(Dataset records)

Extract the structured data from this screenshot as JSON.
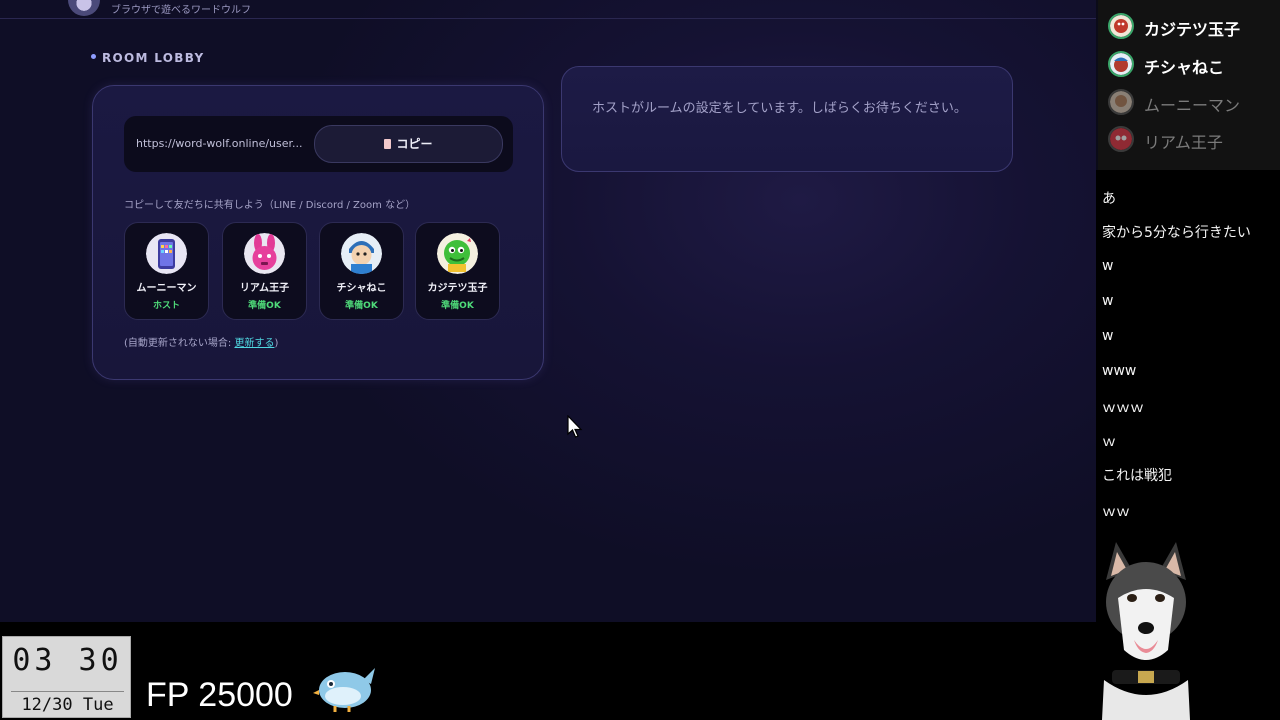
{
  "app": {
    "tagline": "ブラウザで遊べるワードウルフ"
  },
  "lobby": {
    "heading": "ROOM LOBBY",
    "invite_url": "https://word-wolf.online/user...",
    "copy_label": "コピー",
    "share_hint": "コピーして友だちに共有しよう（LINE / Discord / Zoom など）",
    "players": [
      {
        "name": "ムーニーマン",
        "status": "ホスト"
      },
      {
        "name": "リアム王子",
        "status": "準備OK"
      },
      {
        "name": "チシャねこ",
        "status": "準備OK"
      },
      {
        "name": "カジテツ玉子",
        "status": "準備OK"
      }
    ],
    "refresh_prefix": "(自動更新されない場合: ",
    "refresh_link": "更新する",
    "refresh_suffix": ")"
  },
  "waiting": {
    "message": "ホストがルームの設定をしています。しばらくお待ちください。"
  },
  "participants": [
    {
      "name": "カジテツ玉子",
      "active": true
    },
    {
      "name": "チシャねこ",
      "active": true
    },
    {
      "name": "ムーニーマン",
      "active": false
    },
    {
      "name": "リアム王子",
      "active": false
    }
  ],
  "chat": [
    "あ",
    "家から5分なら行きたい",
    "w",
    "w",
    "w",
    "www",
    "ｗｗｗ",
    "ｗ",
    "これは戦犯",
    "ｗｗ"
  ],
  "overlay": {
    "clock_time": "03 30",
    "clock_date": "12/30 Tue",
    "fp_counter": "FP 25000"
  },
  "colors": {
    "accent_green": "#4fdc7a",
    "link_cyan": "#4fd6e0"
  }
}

---

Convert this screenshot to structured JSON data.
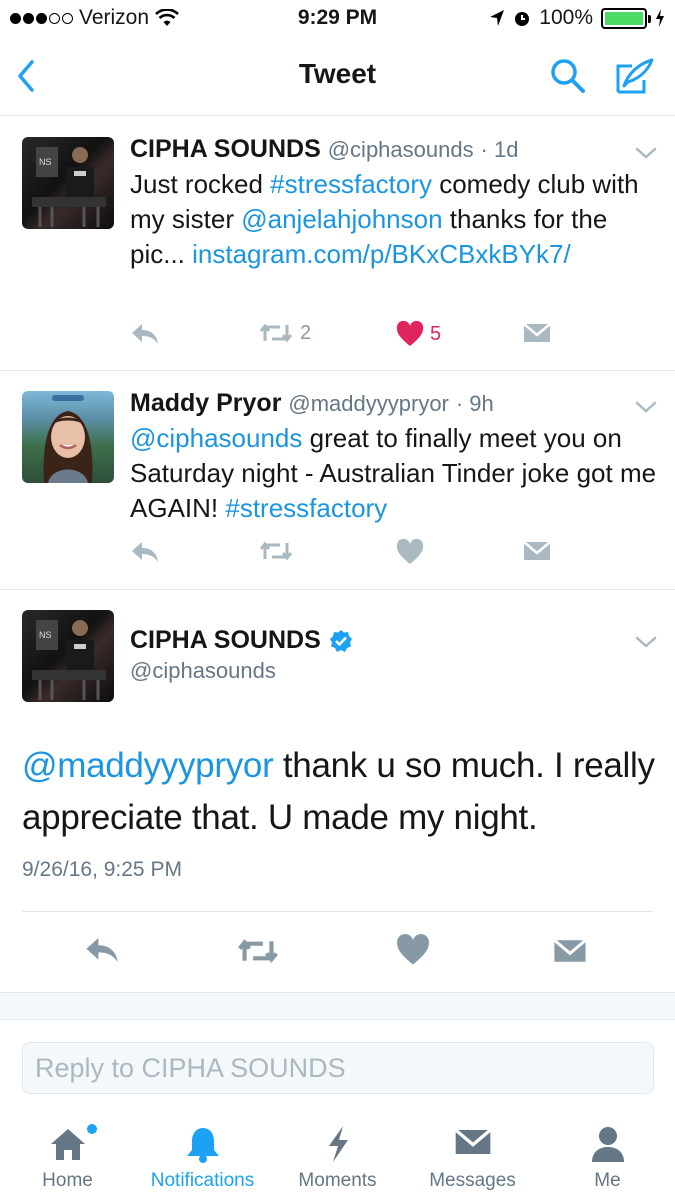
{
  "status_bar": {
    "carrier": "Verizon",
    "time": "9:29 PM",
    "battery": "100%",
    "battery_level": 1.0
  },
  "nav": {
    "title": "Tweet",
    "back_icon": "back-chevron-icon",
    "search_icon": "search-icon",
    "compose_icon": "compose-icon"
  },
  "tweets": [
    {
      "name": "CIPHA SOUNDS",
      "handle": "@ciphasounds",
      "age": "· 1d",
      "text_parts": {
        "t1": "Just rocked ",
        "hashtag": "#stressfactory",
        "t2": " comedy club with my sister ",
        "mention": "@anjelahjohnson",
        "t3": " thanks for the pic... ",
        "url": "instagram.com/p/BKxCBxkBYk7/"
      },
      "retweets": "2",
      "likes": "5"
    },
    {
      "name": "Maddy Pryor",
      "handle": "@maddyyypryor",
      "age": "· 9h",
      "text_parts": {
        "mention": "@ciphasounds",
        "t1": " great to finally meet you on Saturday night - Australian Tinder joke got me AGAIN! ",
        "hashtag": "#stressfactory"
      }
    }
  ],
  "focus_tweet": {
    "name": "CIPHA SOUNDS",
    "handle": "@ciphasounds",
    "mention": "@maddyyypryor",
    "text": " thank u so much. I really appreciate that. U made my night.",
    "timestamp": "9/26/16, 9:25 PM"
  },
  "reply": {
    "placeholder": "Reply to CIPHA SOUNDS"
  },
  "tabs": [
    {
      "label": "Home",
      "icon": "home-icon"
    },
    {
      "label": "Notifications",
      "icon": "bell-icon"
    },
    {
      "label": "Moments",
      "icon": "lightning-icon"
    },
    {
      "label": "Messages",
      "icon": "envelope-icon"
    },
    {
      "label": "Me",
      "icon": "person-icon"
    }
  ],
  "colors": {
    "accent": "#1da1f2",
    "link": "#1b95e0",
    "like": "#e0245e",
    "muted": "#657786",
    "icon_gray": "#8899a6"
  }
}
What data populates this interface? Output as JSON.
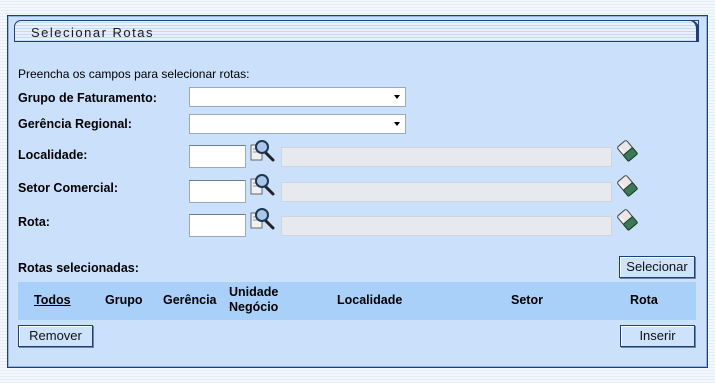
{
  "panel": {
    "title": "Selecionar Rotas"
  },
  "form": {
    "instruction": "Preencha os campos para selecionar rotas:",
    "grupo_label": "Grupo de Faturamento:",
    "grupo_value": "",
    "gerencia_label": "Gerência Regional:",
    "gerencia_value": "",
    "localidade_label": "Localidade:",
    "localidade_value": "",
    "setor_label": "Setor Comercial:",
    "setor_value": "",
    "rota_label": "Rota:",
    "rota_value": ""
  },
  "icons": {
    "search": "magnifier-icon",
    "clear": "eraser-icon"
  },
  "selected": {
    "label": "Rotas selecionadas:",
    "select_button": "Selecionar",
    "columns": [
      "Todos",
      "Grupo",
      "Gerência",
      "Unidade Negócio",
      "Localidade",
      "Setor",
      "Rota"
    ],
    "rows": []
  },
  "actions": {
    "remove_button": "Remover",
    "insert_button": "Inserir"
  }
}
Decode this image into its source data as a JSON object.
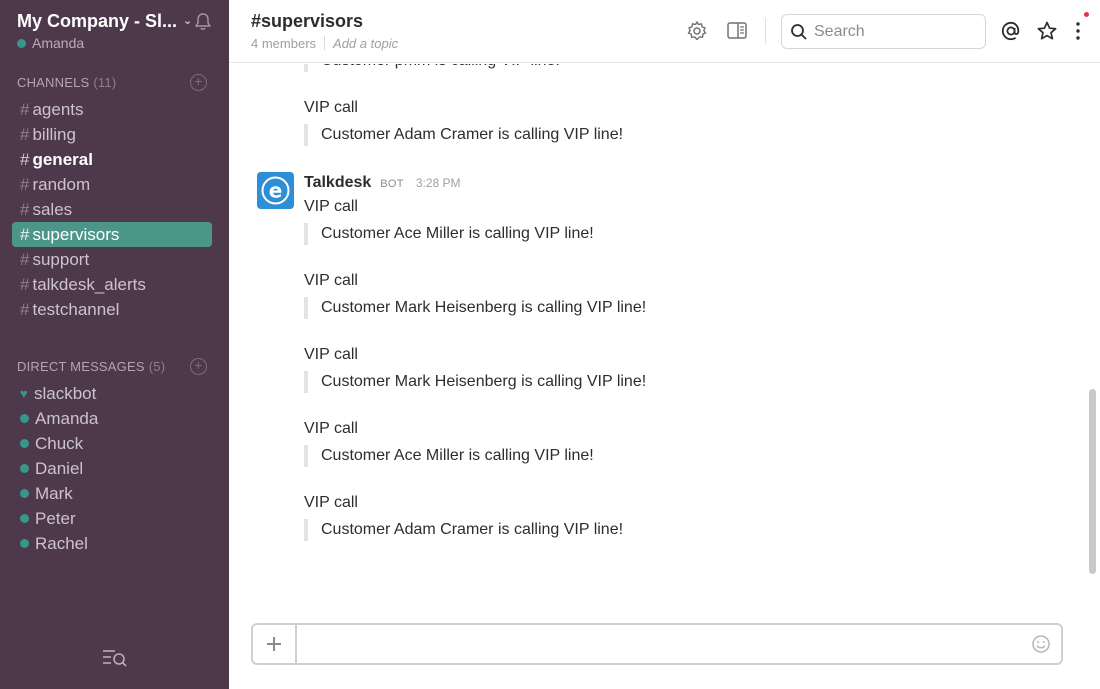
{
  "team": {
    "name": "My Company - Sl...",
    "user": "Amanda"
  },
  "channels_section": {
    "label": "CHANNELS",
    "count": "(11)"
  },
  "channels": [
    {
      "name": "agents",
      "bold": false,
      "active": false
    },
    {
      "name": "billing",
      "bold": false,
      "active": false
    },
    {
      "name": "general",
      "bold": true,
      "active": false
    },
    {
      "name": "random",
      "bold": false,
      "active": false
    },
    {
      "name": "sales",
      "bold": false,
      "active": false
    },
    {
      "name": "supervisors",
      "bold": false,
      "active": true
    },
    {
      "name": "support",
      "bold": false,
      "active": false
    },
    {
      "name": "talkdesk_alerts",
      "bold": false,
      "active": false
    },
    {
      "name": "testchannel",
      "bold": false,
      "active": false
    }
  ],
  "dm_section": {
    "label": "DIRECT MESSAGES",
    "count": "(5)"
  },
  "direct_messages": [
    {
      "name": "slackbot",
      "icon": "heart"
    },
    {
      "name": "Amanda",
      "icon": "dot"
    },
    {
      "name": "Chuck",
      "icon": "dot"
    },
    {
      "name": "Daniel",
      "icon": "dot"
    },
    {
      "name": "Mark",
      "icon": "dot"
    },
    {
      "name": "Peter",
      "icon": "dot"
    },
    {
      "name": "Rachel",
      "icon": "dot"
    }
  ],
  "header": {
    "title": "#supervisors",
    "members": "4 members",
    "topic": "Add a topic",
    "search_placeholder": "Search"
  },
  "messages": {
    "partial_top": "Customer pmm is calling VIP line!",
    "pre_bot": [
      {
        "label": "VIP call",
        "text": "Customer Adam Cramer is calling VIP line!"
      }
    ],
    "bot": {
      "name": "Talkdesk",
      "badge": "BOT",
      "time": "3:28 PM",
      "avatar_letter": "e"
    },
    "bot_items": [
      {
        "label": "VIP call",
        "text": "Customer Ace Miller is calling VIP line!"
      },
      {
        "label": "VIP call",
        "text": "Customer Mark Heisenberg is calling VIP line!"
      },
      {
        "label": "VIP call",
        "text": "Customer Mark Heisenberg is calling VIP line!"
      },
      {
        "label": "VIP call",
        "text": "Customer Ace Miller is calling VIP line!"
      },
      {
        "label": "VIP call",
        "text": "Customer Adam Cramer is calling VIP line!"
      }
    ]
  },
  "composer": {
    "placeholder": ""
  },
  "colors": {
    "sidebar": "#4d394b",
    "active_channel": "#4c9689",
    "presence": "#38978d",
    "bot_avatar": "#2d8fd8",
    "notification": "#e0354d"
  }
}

# [Work to complete]
In the entries above, find each line with the string "handle" and copy it.

# [Finished exercise]
      "handle": "@ciphasounds",
      "handle": "@maddyyypryor",
    "handle": "@ciphasounds",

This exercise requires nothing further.